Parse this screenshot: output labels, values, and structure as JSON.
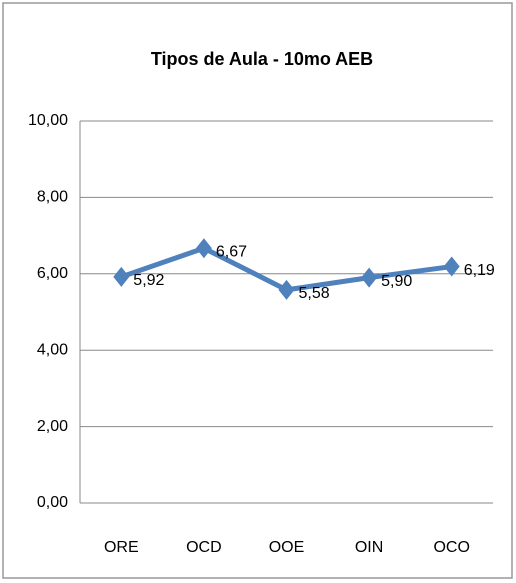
{
  "chart_data": {
    "type": "line",
    "title": "Tipos de Aula - 10mo AEB",
    "categories": [
      "ORE",
      "OCD",
      "OOE",
      "OIN",
      "OCO"
    ],
    "series": [
      {
        "name": "Tipos de Aula - 10mo AEB",
        "color": "#4f81bd",
        "values": [
          5.92,
          6.67,
          5.58,
          5.9,
          6.19
        ],
        "value_labels": [
          "5,92",
          "6,67",
          "5,58",
          "5,90",
          "6,19"
        ]
      }
    ],
    "ylim": [
      0,
      10
    ],
    "yticks": [
      {
        "value": 0,
        "label": "0,00"
      },
      {
        "value": 2,
        "label": "2,00"
      },
      {
        "value": 4,
        "label": "4,00"
      },
      {
        "value": 6,
        "label": "6,00"
      },
      {
        "value": 8,
        "label": "8,00"
      },
      {
        "value": 10,
        "label": "10,00"
      }
    ],
    "grid": true
  }
}
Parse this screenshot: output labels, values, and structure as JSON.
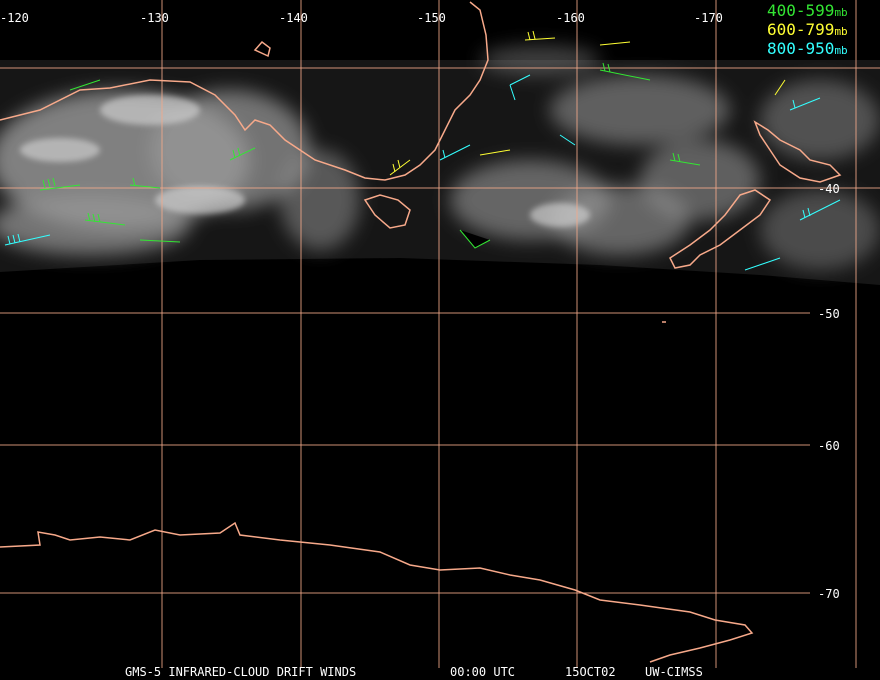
{
  "map": {
    "lon_labels": [
      "-120",
      "-130",
      "-140",
      "-150",
      "-160",
      "-170"
    ],
    "lat_labels": [
      "-40",
      "-50",
      "-60",
      "-70"
    ],
    "legend": [
      {
        "range": "400-599",
        "unit": "mb",
        "color": "#33e633"
      },
      {
        "range": "600-799",
        "unit": "mb",
        "color": "#ffff33"
      },
      {
        "range": "800-950",
        "unit": "mb",
        "color": "#33ffff"
      }
    ],
    "footer": {
      "product": "GMS-5 INFRARED-CLOUD DRIFT WINDS",
      "time": "00:00 UTC",
      "date": "15OCT02",
      "source": "UW-CIMSS"
    }
  }
}
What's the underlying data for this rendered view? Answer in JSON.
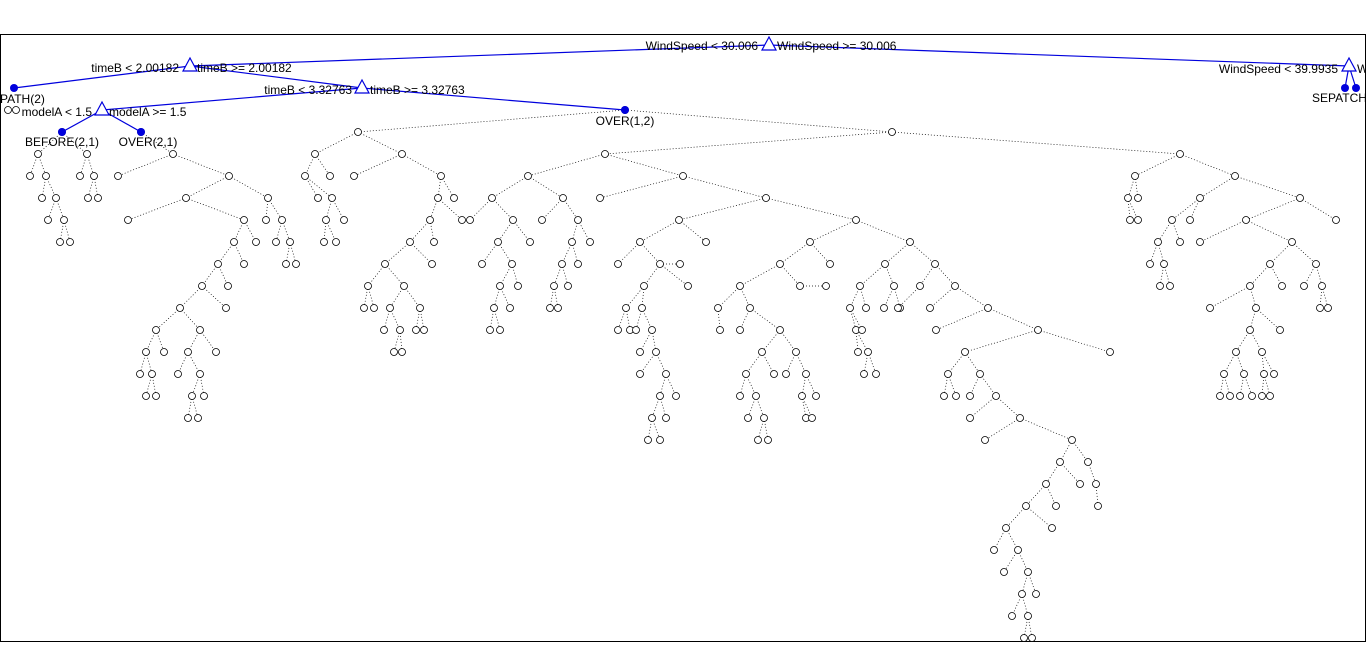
{
  "tree": {
    "blue_color": "#0000dd",
    "edge_color": "#000000",
    "splits": [
      {
        "left": "WindSpeed < 30.006",
        "right": "WindSpeed >= 30.006"
      },
      {
        "left": "timeB < 2.00182",
        "right": "timeB >= 2.00182"
      },
      {
        "left": "timeB < 3.32763",
        "right": "timeB >= 3.32763"
      },
      {
        "left": "modelA < 1.5",
        "right": "modelA >= 1.5"
      },
      {
        "left": "WindSpeed < 39.9935",
        "right": "W"
      }
    ],
    "leaves": {
      "path": "PATH(2)",
      "before": "BEFORE(2,1)",
      "over21": "OVER(2,1)",
      "over12": "OVER(1,2)",
      "right_leaf": "SEPATCHE"
    }
  }
}
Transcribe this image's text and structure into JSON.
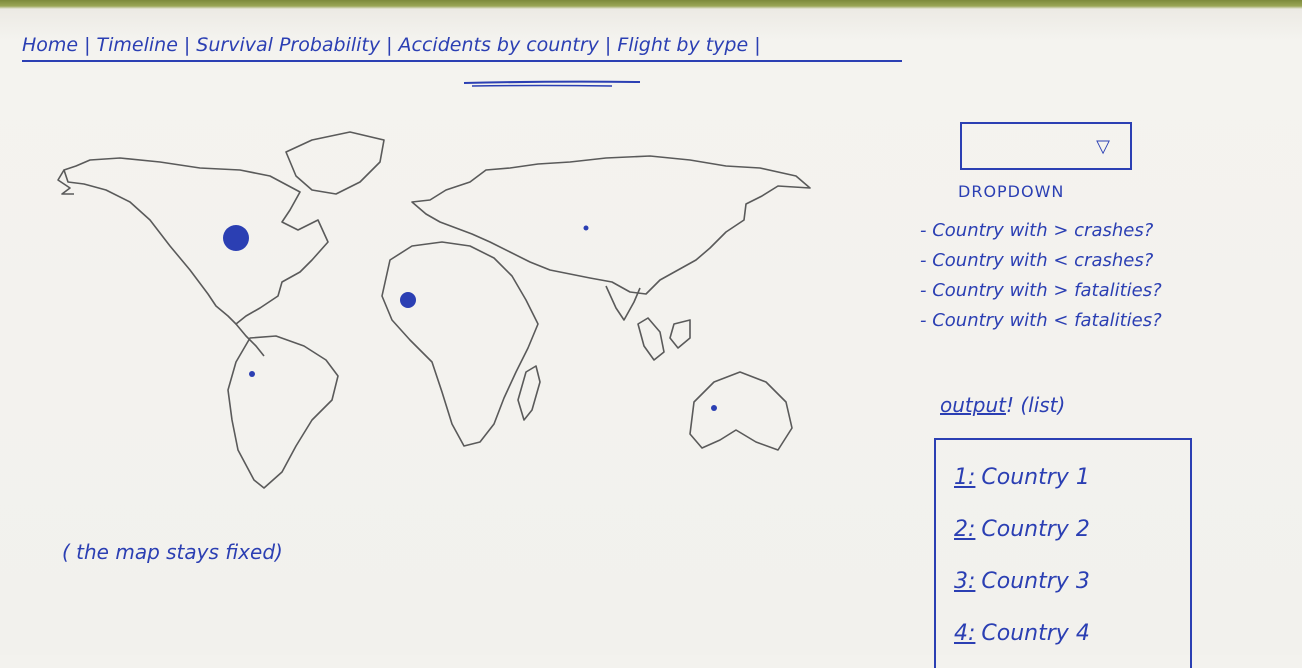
{
  "nav": {
    "items": [
      {
        "label": "Home"
      },
      {
        "label": "Timeline"
      },
      {
        "label": "Survival Probability"
      },
      {
        "label": "Accidents by country"
      },
      {
        "label": "Flight by type"
      }
    ],
    "separator": "|"
  },
  "map": {
    "caption": "( the map stays fixed)"
  },
  "dropdown": {
    "arrow": "▽",
    "title": "DROPDOWN",
    "options": [
      "- Country with > crashes?",
      "- Country with < crashes?",
      "- Country with > fatalities?",
      "- Country with < fatalities?"
    ]
  },
  "output": {
    "label": "output",
    "label_suffix": "! (list)",
    "items": [
      {
        "num": "1:",
        "name": "Country 1"
      },
      {
        "num": "2:",
        "name": "Country 2"
      },
      {
        "num": "3:",
        "name": "Country 3"
      },
      {
        "num": "4:",
        "name": "Country 4"
      }
    ]
  },
  "colors": {
    "ink": "#2b3fb3",
    "map_outline": "#5a5a5a",
    "paper": "#f3f2ee"
  }
}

==============================

— Task brief —
Give the entries again word for word, but skip the pictures.

— Response below —
Parse this screenshot: output labels, values, and structure as JSON.
{
  "chart_data": {
    "type": "line",
    "title": "Tipos de Aula - 10mo AEB",
    "categories": [
      "ORE",
      "OCD",
      "OOE",
      "OIN",
      "OCO"
    ],
    "series": [
      {
        "name": "Tipos de Aula - 10mo AEB",
        "color": "#4f81bd",
        "values": [
          5.92,
          6.67,
          5.58,
          5.9,
          6.19
        ],
        "value_labels": [
          "5,92",
          "6,67",
          "5,58",
          "5,90",
          "6,19"
        ]
      }
    ],
    "ylim": [
      0,
      10
    ],
    "yticks": [
      {
        "value": 0,
        "label": "0,00"
      },
      {
        "value": 2,
        "label": "2,00"
      },
      {
        "value": 4,
        "label": "4,00"
      },
      {
        "value": 6,
        "label": "6,00"
      },
      {
        "value": 8,
        "label": "8,00"
      },
      {
        "value": 10,
        "label": "10,00"
      }
    ],
    "grid": true
  }
}
Parse this screenshot: output labels, values, and structure as JSON.
{
  "map": {
    "lon_labels": [
      "-120",
      "-130",
      "-140",
      "-150",
      "-160",
      "-170"
    ],
    "lat_labels": [
      "-40",
      "-50",
      "-60",
      "-70"
    ],
    "legend": [
      {
        "range": "400-599",
        "unit": "mb",
        "color": "#33e633"
      },
      {
        "range": "600-799",
        "unit": "mb",
        "color": "#ffff33"
      },
      {
        "range": "800-950",
        "unit": "mb",
        "color": "#33ffff"
      }
    ],
    "footer": {
      "product": "GMS-5 INFRARED-CLOUD DRIFT WINDS",
      "time": "00:00 UTC",
      "date": "15OCT02",
      "source": "UW-CIMSS"
    }
  }
}
What's the underlying data for this rendered view? Answer in JSON.
{
  "tree": {
    "blue_color": "#0000dd",
    "edge_color": "#000000",
    "splits": [
      {
        "left": "WindSpeed < 30.006",
        "right": "WindSpeed >= 30.006"
      },
      {
        "left": "timeB < 2.00182",
        "right": "timeB >= 2.00182"
      },
      {
        "left": "timeB < 3.32763",
        "right": "timeB >= 3.32763"
      },
      {
        "left": "modelA < 1.5",
        "right": "modelA >= 1.5"
      },
      {
        "left": "WindSpeed < 39.9935",
        "right": "W"
      }
    ],
    "leaves": {
      "path": "PATH(2)",
      "before": "BEFORE(2,1)",
      "over21": "OVER(2,1)",
      "over12": "OVER(1,2)",
      "right_leaf": "SEPATCHE"
    }
  }
}
Transcribe this image's text and structure into JSON.
{
  "nav": {
    "items": [
      {
        "label": "Home"
      },
      {
        "label": "Timeline"
      },
      {
        "label": "Survival Probability"
      },
      {
        "label": "Accidents by country"
      },
      {
        "label": "Flight by type"
      }
    ],
    "separator": "|"
  },
  "map": {
    "caption": "( the map stays fixed)"
  },
  "dropdown": {
    "arrow": "▽",
    "title": "DROPDOWN",
    "options": [
      "- Country with > crashes?",
      "- Country with < crashes?",
      "- Country with > fatalities?",
      "- Country with < fatalities?"
    ]
  },
  "output": {
    "label": "output",
    "label_suffix": "! (list)",
    "items": [
      {
        "num": "1:",
        "name": "Country 1"
      },
      {
        "num": "2:",
        "name": "Country 2"
      },
      {
        "num": "3:",
        "name": "Country 3"
      },
      {
        "num": "4:",
        "name": "Country 4"
      }
    ]
  },
  "colors": {
    "ink": "#2b3fb3",
    "map_outline": "#5a5a5a",
    "paper": "#f3f2ee"
  }
}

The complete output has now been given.